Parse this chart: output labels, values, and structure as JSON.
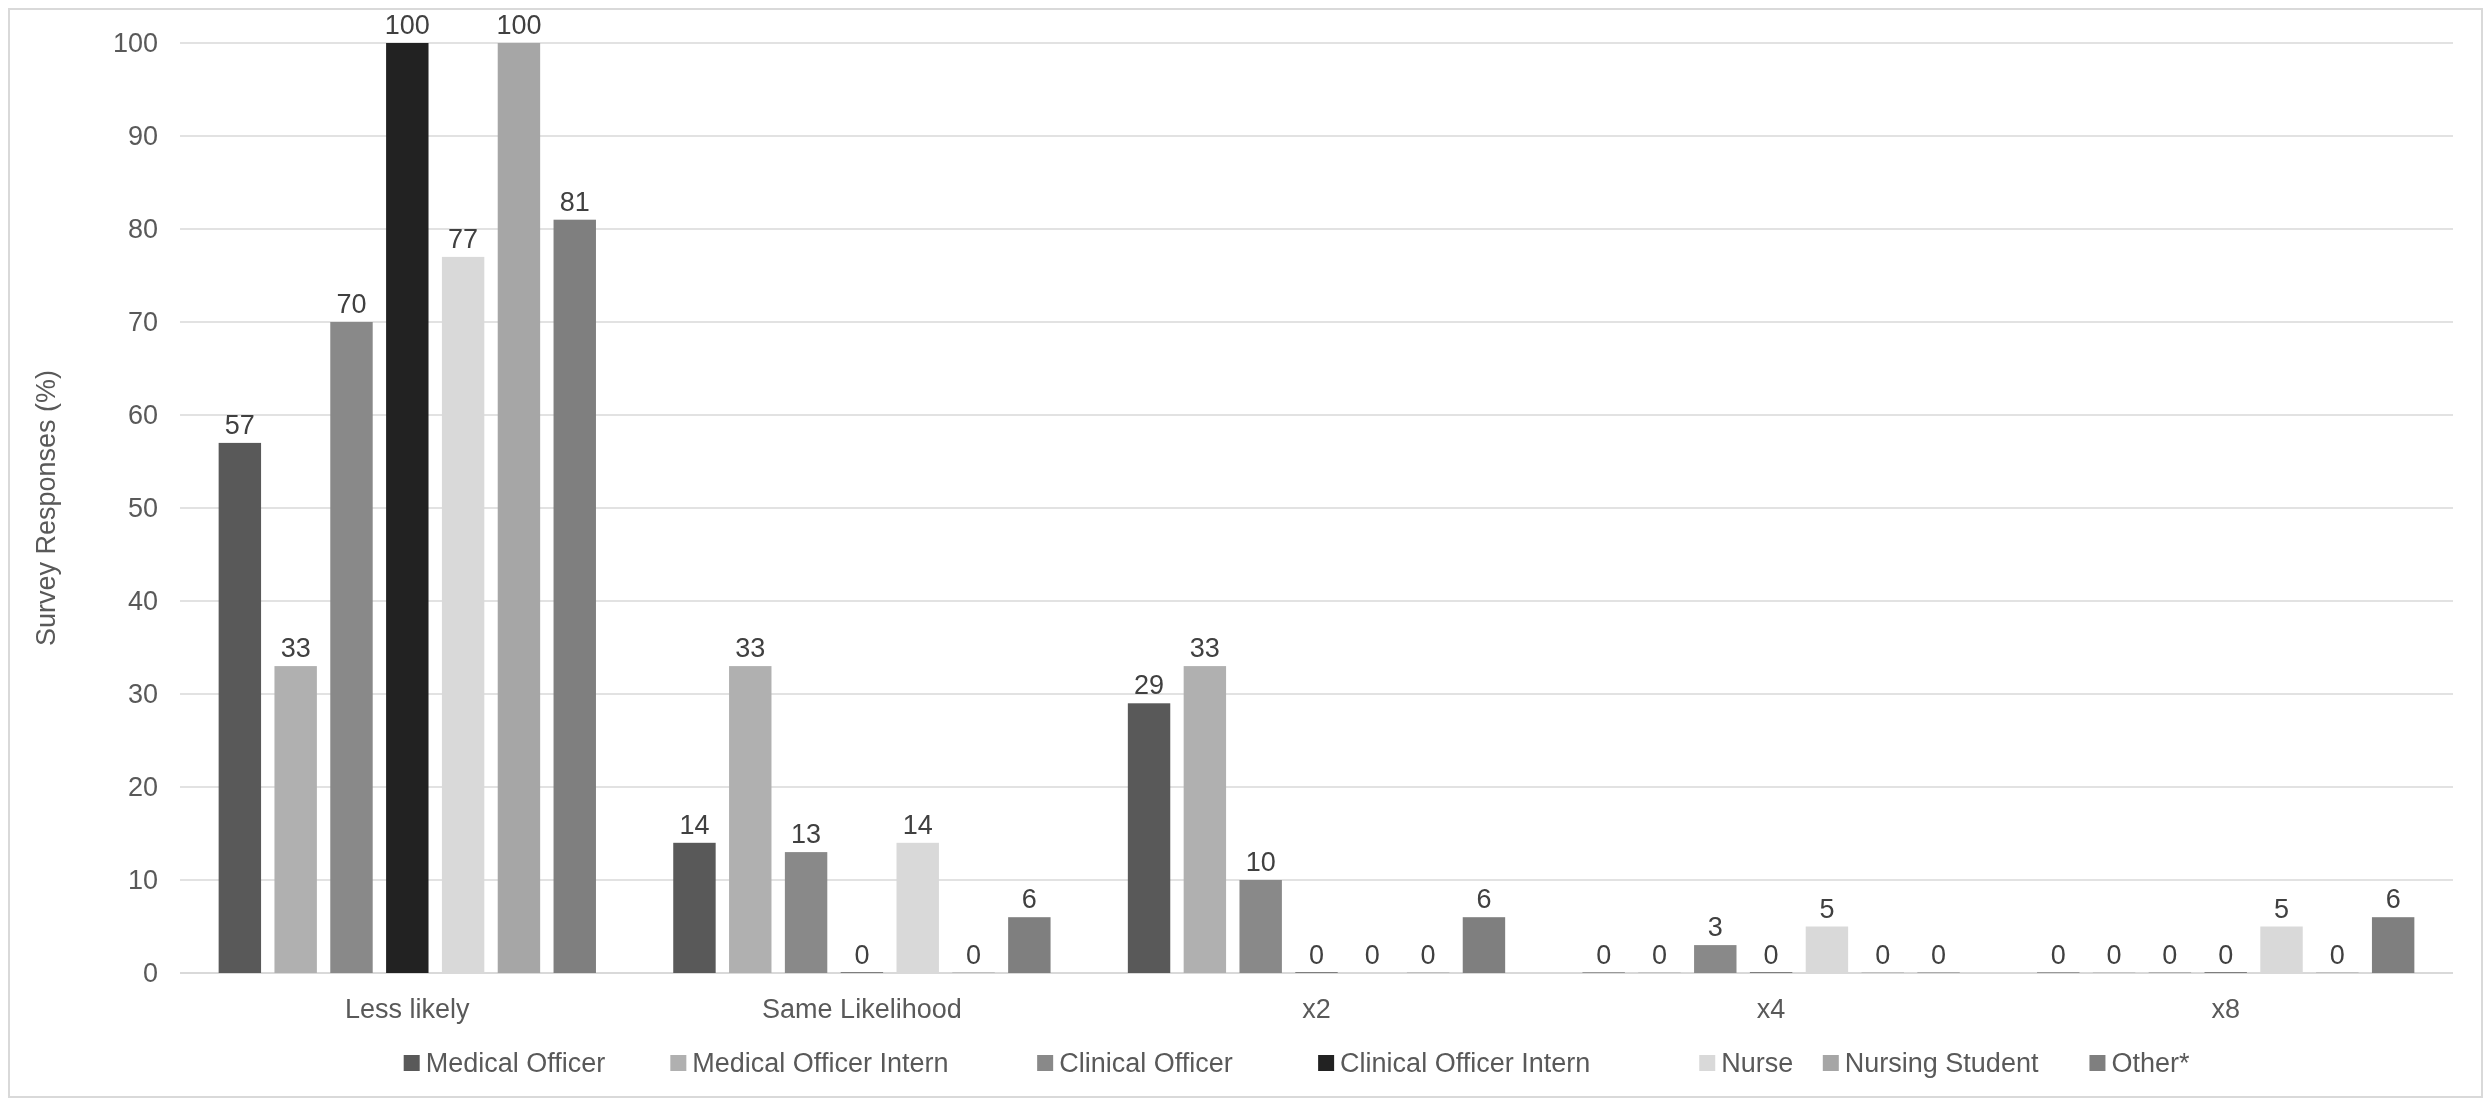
{
  "chart_data": {
    "type": "bar",
    "ylabel": "Survey Responses (%)",
    "categories": [
      "Less likely",
      "Same Likelihood",
      "x2",
      "x4",
      "x8"
    ],
    "series": [
      {
        "name": "Medical Officer",
        "color": "#595959",
        "values": [
          57,
          14,
          29,
          0,
          0
        ]
      },
      {
        "name": "Medical Officer Intern",
        "color": "#b0b0b0",
        "values": [
          33,
          33,
          33,
          0,
          0
        ]
      },
      {
        "name": "Clinical Officer",
        "color": "#898989",
        "values": [
          70,
          13,
          10,
          3,
          0
        ]
      },
      {
        "name": "Clinical Officer Intern",
        "color": "#222222",
        "values": [
          100,
          0,
          0,
          0,
          0
        ]
      },
      {
        "name": "Nurse",
        "color": "#d9d9d9",
        "values": [
          77,
          14,
          0,
          5,
          5
        ]
      },
      {
        "name": "Nursing Student",
        "color": "#a6a6a6",
        "values": [
          100,
          0,
          0,
          0,
          0
        ]
      },
      {
        "name": "Other*",
        "color": "#7f7f7f",
        "values": [
          81,
          6,
          6,
          0,
          6
        ]
      }
    ],
    "ylim": [
      0,
      100
    ],
    "yticks": [
      0,
      10,
      20,
      30,
      40,
      50,
      60,
      70,
      80,
      90,
      100
    ],
    "grid": "y",
    "legend": "bottom",
    "data_labels": true
  }
}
⁂
What to do
Find all lines with "name" in them and copy each one.

Exercise solution
        "name": "Medical Officer",
        "name": "Medical Officer Intern",
        "name": "Clinical Officer",
        "name": "Clinical Officer Intern",
        "name": "Nurse",
        "name": "Nursing Student",
        "name": "Other*",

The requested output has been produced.